▶ EXERCISE
Can you switch "element" to "item" in the listing from the line with "localize each UI" up to and including the line with "wedge-label: Traditionally Hired", and give those lines again with everything else unchanged and the pictures left out?

▶ ENTRIES SHOWN
— start —
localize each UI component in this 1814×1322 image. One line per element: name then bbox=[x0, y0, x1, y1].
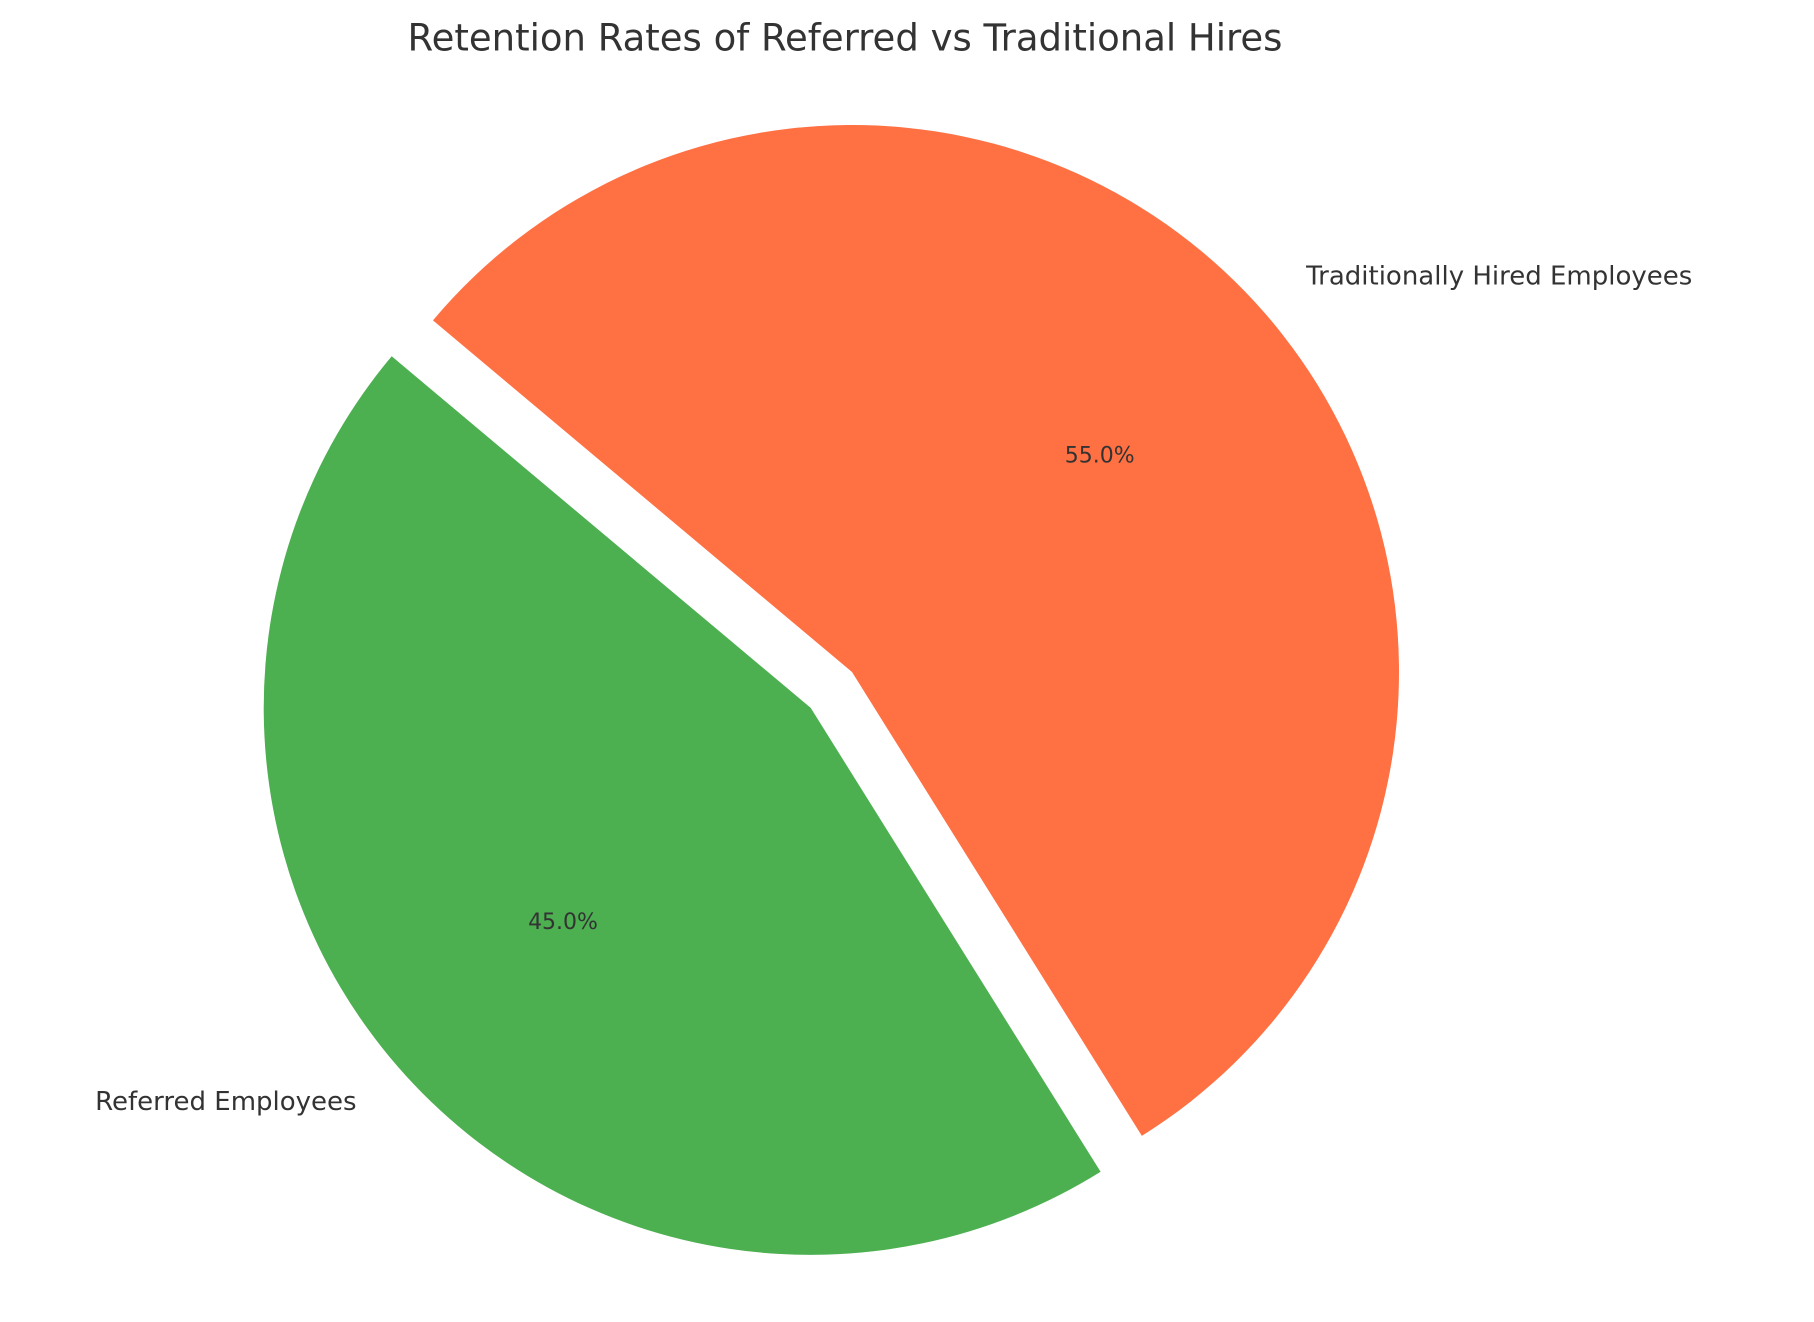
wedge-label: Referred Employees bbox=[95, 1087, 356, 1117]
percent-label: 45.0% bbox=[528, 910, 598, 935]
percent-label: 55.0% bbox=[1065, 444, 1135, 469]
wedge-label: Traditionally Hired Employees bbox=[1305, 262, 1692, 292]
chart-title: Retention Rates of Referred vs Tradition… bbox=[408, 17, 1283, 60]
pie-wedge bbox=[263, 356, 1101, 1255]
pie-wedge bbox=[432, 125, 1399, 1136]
— end —
— start —
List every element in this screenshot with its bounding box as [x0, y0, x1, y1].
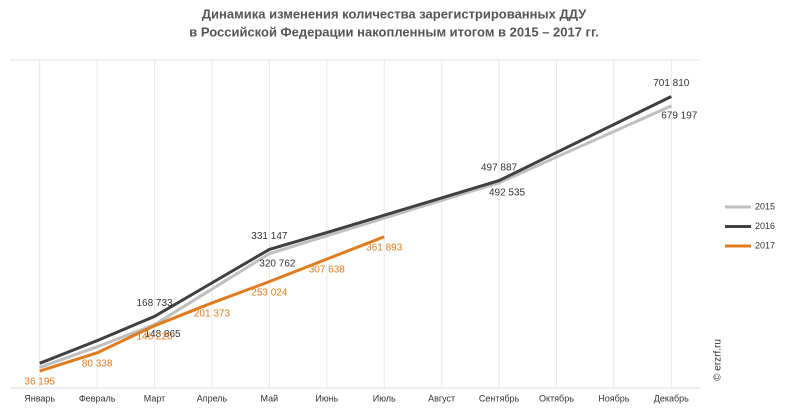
— end —
▶ RESPONSE BELOW
localize each UI component in this 1814×1322 image. One line per item: name then bbox=[x0, y0, x1, y1].
wedge-label: Referred Employees bbox=[95, 1087, 356, 1117]
percent-label: 45.0% bbox=[528, 910, 598, 935]
percent-label: 55.0% bbox=[1065, 444, 1135, 469]
wedge-label: Traditionally Hired Employees bbox=[1305, 262, 1692, 292]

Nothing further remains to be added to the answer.